--- Source material ---

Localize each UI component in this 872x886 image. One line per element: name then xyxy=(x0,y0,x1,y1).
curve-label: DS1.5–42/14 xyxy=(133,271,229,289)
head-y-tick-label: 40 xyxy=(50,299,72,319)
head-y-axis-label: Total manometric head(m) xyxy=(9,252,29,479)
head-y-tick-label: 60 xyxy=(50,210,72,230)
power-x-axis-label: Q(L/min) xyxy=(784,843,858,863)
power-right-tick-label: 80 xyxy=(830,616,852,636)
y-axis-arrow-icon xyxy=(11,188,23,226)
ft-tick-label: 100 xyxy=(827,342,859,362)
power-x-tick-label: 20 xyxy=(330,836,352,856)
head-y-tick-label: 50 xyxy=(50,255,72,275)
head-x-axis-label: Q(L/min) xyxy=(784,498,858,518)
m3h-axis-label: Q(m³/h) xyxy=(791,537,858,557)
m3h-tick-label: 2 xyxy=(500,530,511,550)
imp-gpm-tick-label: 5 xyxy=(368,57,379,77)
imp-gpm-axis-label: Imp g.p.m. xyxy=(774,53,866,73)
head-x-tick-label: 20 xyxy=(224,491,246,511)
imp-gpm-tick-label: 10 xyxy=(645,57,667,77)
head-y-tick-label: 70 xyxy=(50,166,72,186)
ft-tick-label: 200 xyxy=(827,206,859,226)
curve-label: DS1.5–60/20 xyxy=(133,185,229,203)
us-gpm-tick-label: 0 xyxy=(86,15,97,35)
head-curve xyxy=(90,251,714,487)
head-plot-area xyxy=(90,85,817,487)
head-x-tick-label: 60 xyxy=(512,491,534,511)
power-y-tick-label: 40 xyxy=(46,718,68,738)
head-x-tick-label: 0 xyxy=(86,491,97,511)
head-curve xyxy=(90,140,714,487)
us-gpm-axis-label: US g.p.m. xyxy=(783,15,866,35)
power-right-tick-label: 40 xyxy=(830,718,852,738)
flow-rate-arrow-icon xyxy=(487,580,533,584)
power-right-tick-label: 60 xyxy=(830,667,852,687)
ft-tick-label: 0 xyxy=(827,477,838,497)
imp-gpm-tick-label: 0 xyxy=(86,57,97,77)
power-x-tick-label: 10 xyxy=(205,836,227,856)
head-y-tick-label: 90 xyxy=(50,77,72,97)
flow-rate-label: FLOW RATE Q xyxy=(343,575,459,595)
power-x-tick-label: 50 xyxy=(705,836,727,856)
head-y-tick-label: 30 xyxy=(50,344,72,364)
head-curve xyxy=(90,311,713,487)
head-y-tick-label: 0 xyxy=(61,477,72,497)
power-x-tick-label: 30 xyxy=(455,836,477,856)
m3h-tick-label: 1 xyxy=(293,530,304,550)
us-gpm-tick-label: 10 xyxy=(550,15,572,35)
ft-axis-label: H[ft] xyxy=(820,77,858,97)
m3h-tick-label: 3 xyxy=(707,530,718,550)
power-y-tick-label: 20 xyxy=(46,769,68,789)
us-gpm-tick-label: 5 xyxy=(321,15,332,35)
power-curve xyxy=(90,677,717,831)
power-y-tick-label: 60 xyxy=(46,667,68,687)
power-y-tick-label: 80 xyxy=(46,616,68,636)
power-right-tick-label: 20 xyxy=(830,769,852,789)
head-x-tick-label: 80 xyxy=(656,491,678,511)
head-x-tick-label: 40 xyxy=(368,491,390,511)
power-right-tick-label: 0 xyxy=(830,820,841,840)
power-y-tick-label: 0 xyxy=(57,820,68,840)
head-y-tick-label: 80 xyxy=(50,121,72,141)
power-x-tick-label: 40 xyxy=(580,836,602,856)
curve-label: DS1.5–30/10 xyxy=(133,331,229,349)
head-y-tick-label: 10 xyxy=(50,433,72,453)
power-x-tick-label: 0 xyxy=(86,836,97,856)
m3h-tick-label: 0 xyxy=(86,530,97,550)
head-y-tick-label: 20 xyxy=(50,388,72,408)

--- What you need to do ---
Write out all the entries above again, swapping every "head-curve" for "pump-head-curve" and keeping everything else the same.

--- Answer ---
Localize each UI component in this 872x886 image. One line per element: name then xyxy=(x0,y0,x1,y1).
curve-label: DS1.5–42/14 xyxy=(133,271,229,289)
head-y-tick-label: 40 xyxy=(50,299,72,319)
head-y-axis-label: Total manometric head(m) xyxy=(9,252,29,479)
head-y-tick-label: 60 xyxy=(50,210,72,230)
power-x-axis-label: Q(L/min) xyxy=(784,843,858,863)
power-right-tick-label: 80 xyxy=(830,616,852,636)
y-axis-arrow-icon xyxy=(11,188,23,226)
ft-tick-label: 100 xyxy=(827,342,859,362)
power-x-tick-label: 20 xyxy=(330,836,352,856)
head-y-tick-label: 50 xyxy=(50,255,72,275)
head-x-axis-label: Q(L/min) xyxy=(784,498,858,518)
m3h-axis-label: Q(m³/h) xyxy=(791,537,858,557)
m3h-tick-label: 2 xyxy=(500,530,511,550)
imp-gpm-tick-label: 5 xyxy=(368,57,379,77)
imp-gpm-axis-label: Imp g.p.m. xyxy=(774,53,866,73)
head-x-tick-label: 20 xyxy=(224,491,246,511)
imp-gpm-tick-label: 10 xyxy=(645,57,667,77)
head-y-tick-label: 70 xyxy=(50,166,72,186)
ft-tick-label: 200 xyxy=(827,206,859,226)
curve-label: DS1.5–60/20 xyxy=(133,185,229,203)
us-gpm-tick-label: 0 xyxy=(86,15,97,35)
pump-head-curve xyxy=(90,251,714,487)
head-plot-area xyxy=(90,85,817,487)
head-x-tick-label: 60 xyxy=(512,491,534,511)
power-y-tick-label: 40 xyxy=(46,718,68,738)
head-x-tick-label: 0 xyxy=(86,491,97,511)
pump-head-curve xyxy=(90,140,714,487)
us-gpm-axis-label: US g.p.m. xyxy=(783,15,866,35)
power-right-tick-label: 40 xyxy=(830,718,852,738)
flow-rate-arrow-icon xyxy=(487,580,533,584)
power-right-tick-label: 60 xyxy=(830,667,852,687)
ft-tick-label: 0 xyxy=(827,477,838,497)
imp-gpm-tick-label: 0 xyxy=(86,57,97,77)
power-x-tick-label: 10 xyxy=(205,836,227,856)
head-y-tick-label: 90 xyxy=(50,77,72,97)
flow-rate-label: FLOW RATE Q xyxy=(343,575,459,595)
power-x-tick-label: 50 xyxy=(705,836,727,856)
head-y-tick-label: 30 xyxy=(50,344,72,364)
pump-head-curve xyxy=(90,311,713,487)
head-y-tick-label: 0 xyxy=(61,477,72,497)
power-x-tick-label: 30 xyxy=(455,836,477,856)
m3h-tick-label: 1 xyxy=(293,530,304,550)
us-gpm-tick-label: 10 xyxy=(550,15,572,35)
ft-axis-label: H[ft] xyxy=(820,77,858,97)
m3h-tick-label: 3 xyxy=(707,530,718,550)
power-y-tick-label: 20 xyxy=(46,769,68,789)
us-gpm-tick-label: 5 xyxy=(321,15,332,35)
power-curve xyxy=(90,677,717,831)
power-y-tick-label: 60 xyxy=(46,667,68,687)
power-y-tick-label: 80 xyxy=(46,616,68,636)
power-right-tick-label: 20 xyxy=(830,769,852,789)
head-x-tick-label: 80 xyxy=(656,491,678,511)
head-x-tick-label: 40 xyxy=(368,491,390,511)
power-right-tick-label: 0 xyxy=(830,820,841,840)
power-y-tick-label: 0 xyxy=(57,820,68,840)
head-y-tick-label: 80 xyxy=(50,121,72,141)
power-x-tick-label: 40 xyxy=(580,836,602,856)
curve-label: DS1.5–30/10 xyxy=(133,331,229,349)
head-y-tick-label: 10 xyxy=(50,433,72,453)
power-x-tick-label: 0 xyxy=(86,836,97,856)
m3h-tick-label: 0 xyxy=(86,530,97,550)
head-y-tick-label: 20 xyxy=(50,388,72,408)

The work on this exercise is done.